**EXERCISE PROMPT:** Locate the word "Earle" in the material, then show every line that holds it.

**RECORDS SHOWN:**
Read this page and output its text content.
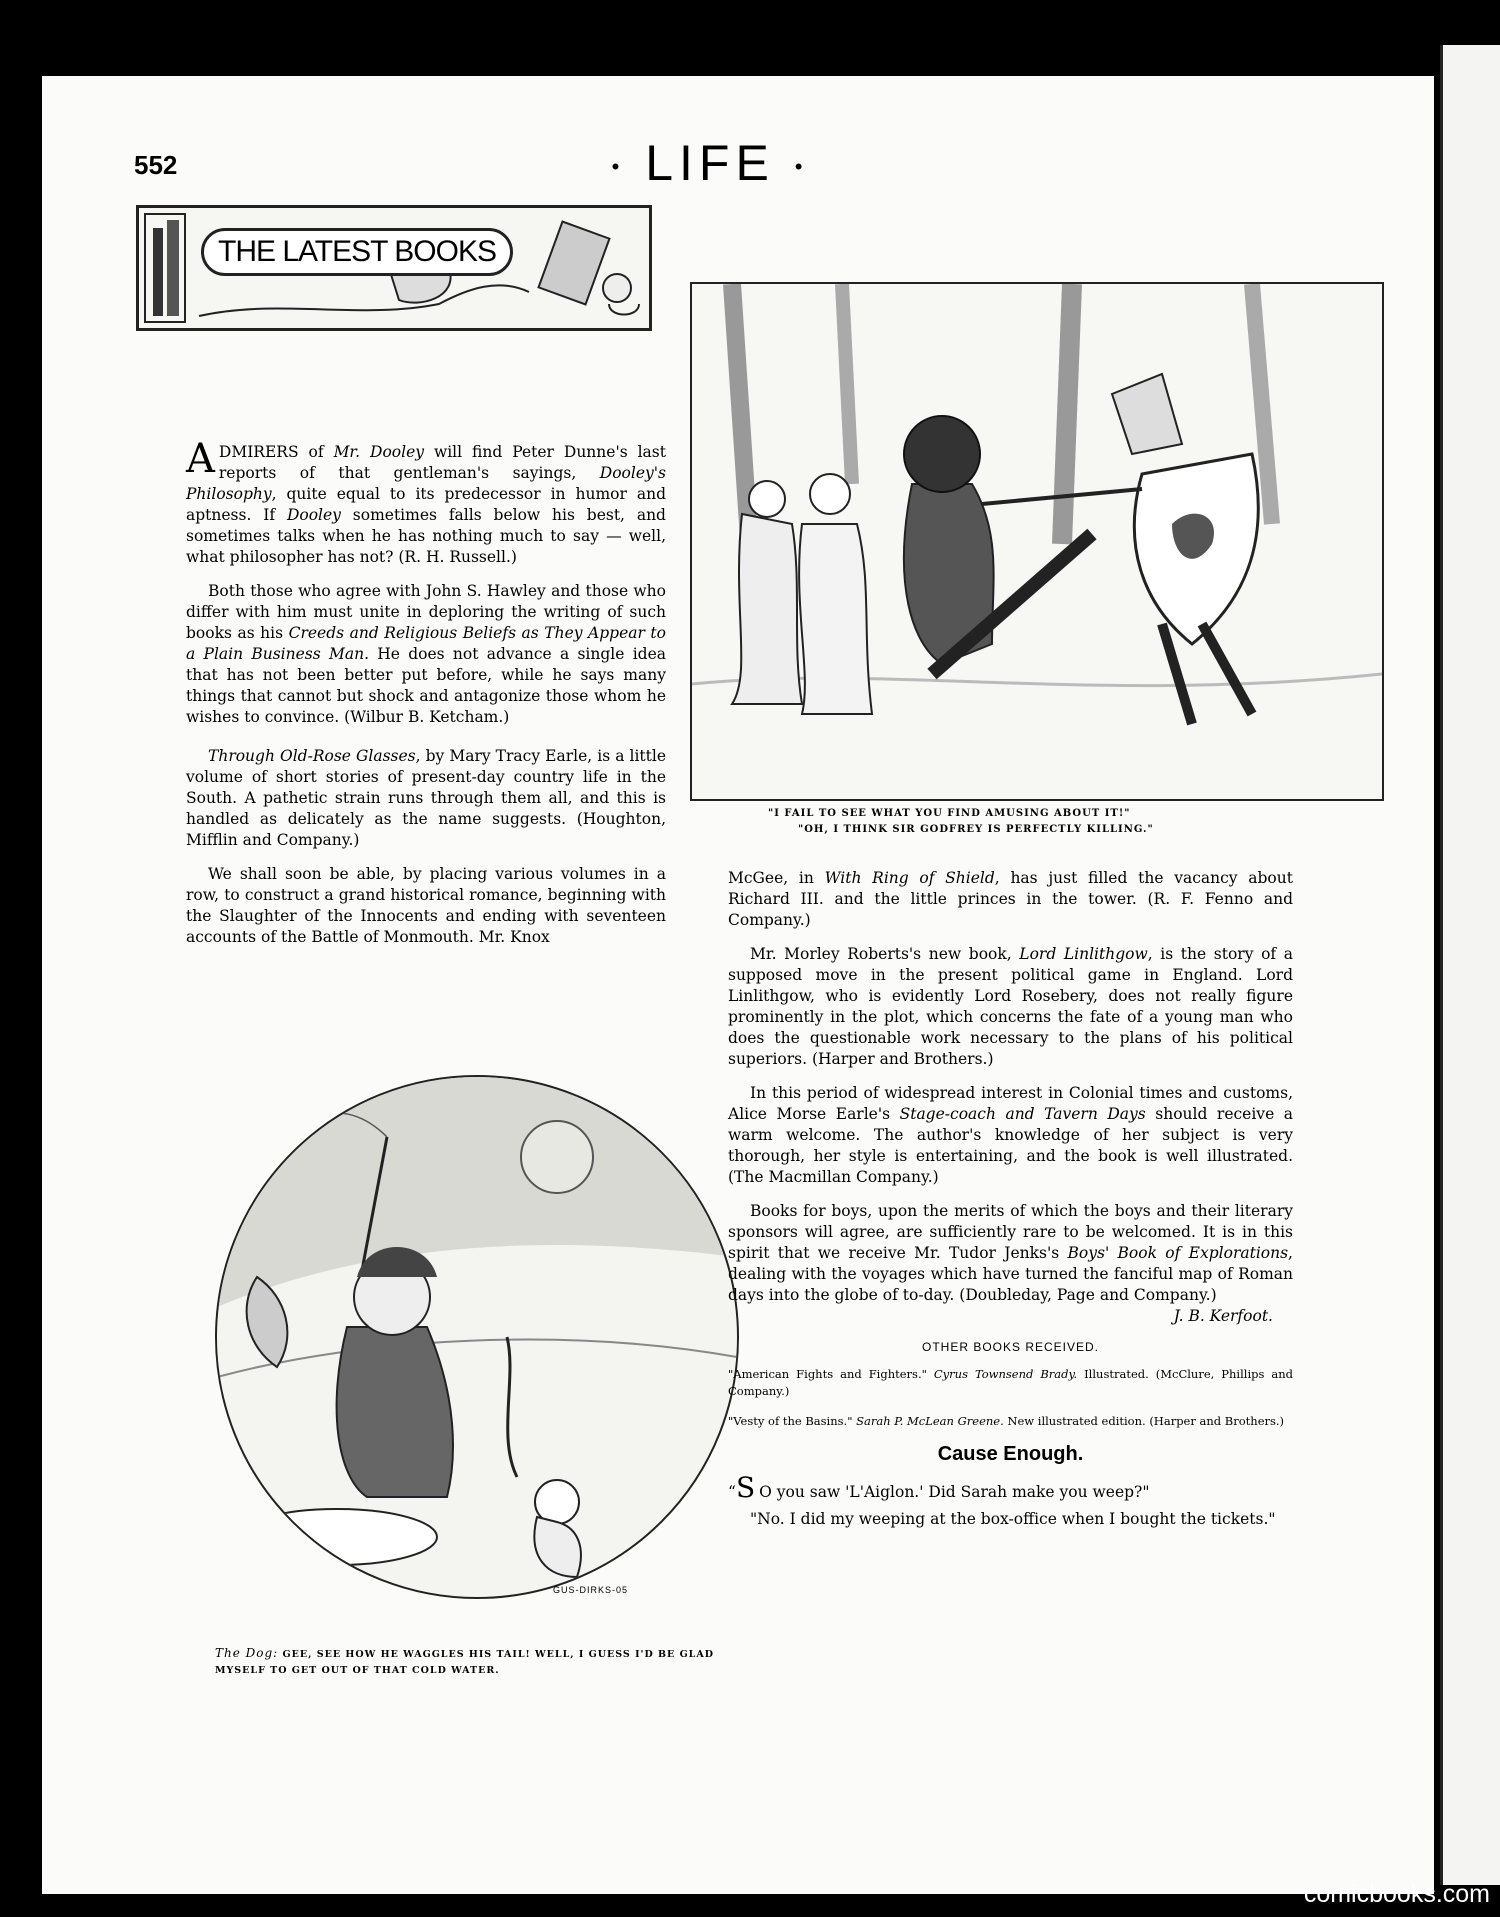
552	• LIFE •
THE LATEST BOOKS

ADMIRERS of Mr. Dooley will find Peter Dunne's last reports of that gentleman's sayings, Dooley's Philosophy, quite equal to its predecessor in humor and aptness. If Dooley sometimes falls below his best, and sometimes talks when he has nothing much to say — well, what philosopher has not? (R. H. Russell.)

Both those who agree with John S. Hawley and those who differ with him must unite in deploring the writing of such books as his Creeds and Religious Beliefs as They Appear to a Plain Business Man. He does not advance a single idea that has not been better put before, while he says many things that cannot but shock and antagonize those whom he wishes to convince. (Wilbur B. Ketcham.)

Through Old-Rose Glasses, by Mary Tracy Earle, is a little volume of short stories of present-day country life in the South. A pathetic strain runs through them all, and this is handled as delicately as the name suggests. (Houghton, Mifflin and Company.)

We shall soon be able, by placing various volumes in a row, to construct a grand historical romance, beginning with the Slaughter of the Innocents and ending with seventeen accounts of the Battle of Monmouth. Mr. Knox

"I FAIL TO SEE WHAT YOU FIND AMUSING ABOUT IT!"
"OH, I THINK SIR GODFREY IS PERFECTLY KILLING."
GUS-DIRKS-05
The Dog: GEE, SEE HOW HE WAGGLES HIS TAIL! WELL, I GUESS I'D BE GLAD MYSELF TO GET OUT OF THAT COLD WATER.

McGee, in With Ring of Shield, has just filled the vacancy about Richard III. and the little princes in the tower. (R. F. Fenno and Company.)

Mr. Morley Roberts's new book, Lord Linlithgow, is the story of a supposed move in the present political game in England. Lord Linlithgow, who is evidently Lord Rosebery, does not really figure prominently in the plot, which concerns the fate of a young man who does the questionable work necessary to the plans of his political superiors. (Harper and Brothers.)

In this period of widespread interest in Colonial times and customs, Alice Morse Earle's Stage-coach and Tavern Days should receive a warm welcome. The author's knowledge of her subject is very thorough, her style is entertaining, and the book is well illustrated. (The Macmillan Company.)

Books for boys, upon the merits of which the boys and their literary sponsors will agree, are sufficiently rare to be welcomed. It is in this spirit that we receive Mr. Tudor Jenks's Boys' Book of Explorations, dealing with the voyages which have turned the fanciful map of Roman days into the globe of to-day. (Doubleday, Page and Company.)

J. B. Kerfoot.
OTHER BOOKS RECEIVED.

"American Fights and Fighters." Cyrus Townsend Brady. Illustrated. (McClure, Phillips and Company.)

"Vesty of the Basins." Sarah P. McLean Greene. New illustrated edition. (Harper and Brothers.)

Cause Enough.

“S O you saw 'L'Aiglon.' Did Sarah make you weep?"

"No. I did my weeping at the box-office when I bought the tickets."

comicbooks.com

**ANSWER FOR THIS EXERCISE:**
Through Old-Rose Glasses, by Mary Tracy Earle, is a little volume of short stories of present-day country life in the South. A pathetic strain runs through them all, and this is handled as delicately as the name suggests. (Houghton, Mifflin and Company.)
In this period of widespread interest in Colonial times and customs, Alice Morse Earle's Stage-coach and Tavern Days should receive a warm welcome. The author's knowledge of her subject is very thorough, her style is entertaining, and the book is well illustrated. (The Macmillan Company.)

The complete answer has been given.